WHAT TO WORK ON:
Extract every one of the lines below and reproduce them exactly, keeping each character and its order unchanged.
── DATASET RECORDS ──
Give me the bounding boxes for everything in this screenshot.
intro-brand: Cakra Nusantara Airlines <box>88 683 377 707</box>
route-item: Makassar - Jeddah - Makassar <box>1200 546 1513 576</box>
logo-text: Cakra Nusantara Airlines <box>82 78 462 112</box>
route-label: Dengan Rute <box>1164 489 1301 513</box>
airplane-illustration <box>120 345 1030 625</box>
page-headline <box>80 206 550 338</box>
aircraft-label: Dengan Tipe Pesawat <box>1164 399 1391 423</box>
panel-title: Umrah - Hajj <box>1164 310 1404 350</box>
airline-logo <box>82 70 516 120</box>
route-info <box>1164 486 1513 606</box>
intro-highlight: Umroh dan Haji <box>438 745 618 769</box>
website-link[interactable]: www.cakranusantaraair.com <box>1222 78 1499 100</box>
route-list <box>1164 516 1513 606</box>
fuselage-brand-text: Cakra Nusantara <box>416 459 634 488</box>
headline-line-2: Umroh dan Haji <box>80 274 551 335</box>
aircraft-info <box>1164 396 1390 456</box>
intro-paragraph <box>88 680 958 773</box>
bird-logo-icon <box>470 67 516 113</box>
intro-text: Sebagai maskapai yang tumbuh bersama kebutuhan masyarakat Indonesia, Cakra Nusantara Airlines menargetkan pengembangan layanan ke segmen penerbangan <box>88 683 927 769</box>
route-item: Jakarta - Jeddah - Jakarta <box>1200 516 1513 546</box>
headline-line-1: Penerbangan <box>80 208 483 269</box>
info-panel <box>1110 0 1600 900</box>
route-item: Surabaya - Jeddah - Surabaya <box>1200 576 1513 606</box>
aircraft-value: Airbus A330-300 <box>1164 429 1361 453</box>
───
RESPONSE TO THIS TASK:
Give me the bounding boxes for everything in this screenshot.
intro-brand: Cakra Nusantara Airlines <box>88 683 377 707</box>
route-item: Makassar - Jeddah - Makassar <box>1200 546 1513 576</box>
logo-text: Cakra Nusantara Airlines <box>82 78 462 112</box>
route-label: Dengan Rute <box>1164 489 1301 513</box>
airplane-illustration <box>120 345 1030 625</box>
page-headline <box>80 206 550 338</box>
aircraft-label: Dengan Tipe Pesawat <box>1164 399 1391 423</box>
panel-title: Umrah - Hajj <box>1164 310 1404 350</box>
airline-logo <box>82 70 516 120</box>
route-info <box>1164 486 1513 606</box>
intro-highlight: Umroh dan Haji <box>438 745 618 769</box>
website-link[interactable]: www.cakranusantaraair.com <box>1222 78 1499 100</box>
route-list <box>1164 516 1513 606</box>
fuselage-brand-text: Cakra Nusantara <box>416 459 634 488</box>
headline-line-2: Umroh dan Haji <box>80 274 551 335</box>
aircraft-info <box>1164 396 1390 456</box>
intro-paragraph <box>88 680 958 773</box>
bird-logo-icon <box>470 67 516 113</box>
intro-text: Sebagai maskapai yang tumbuh bersama kebutuhan masyarakat Indonesia, Cakra Nusantara Airlines menargetkan pengembangan layanan ke segmen penerbangan <box>88 683 927 769</box>
route-item: Jakarta - Jeddah - Jakarta <box>1200 516 1513 546</box>
headline-line-1: Penerbangan <box>80 208 483 269</box>
info-panel <box>1110 0 1600 900</box>
route-item: Surabaya - Jeddah - Surabaya <box>1200 576 1513 606</box>
aircraft-value: Airbus A330-300 <box>1164 429 1361 453</box>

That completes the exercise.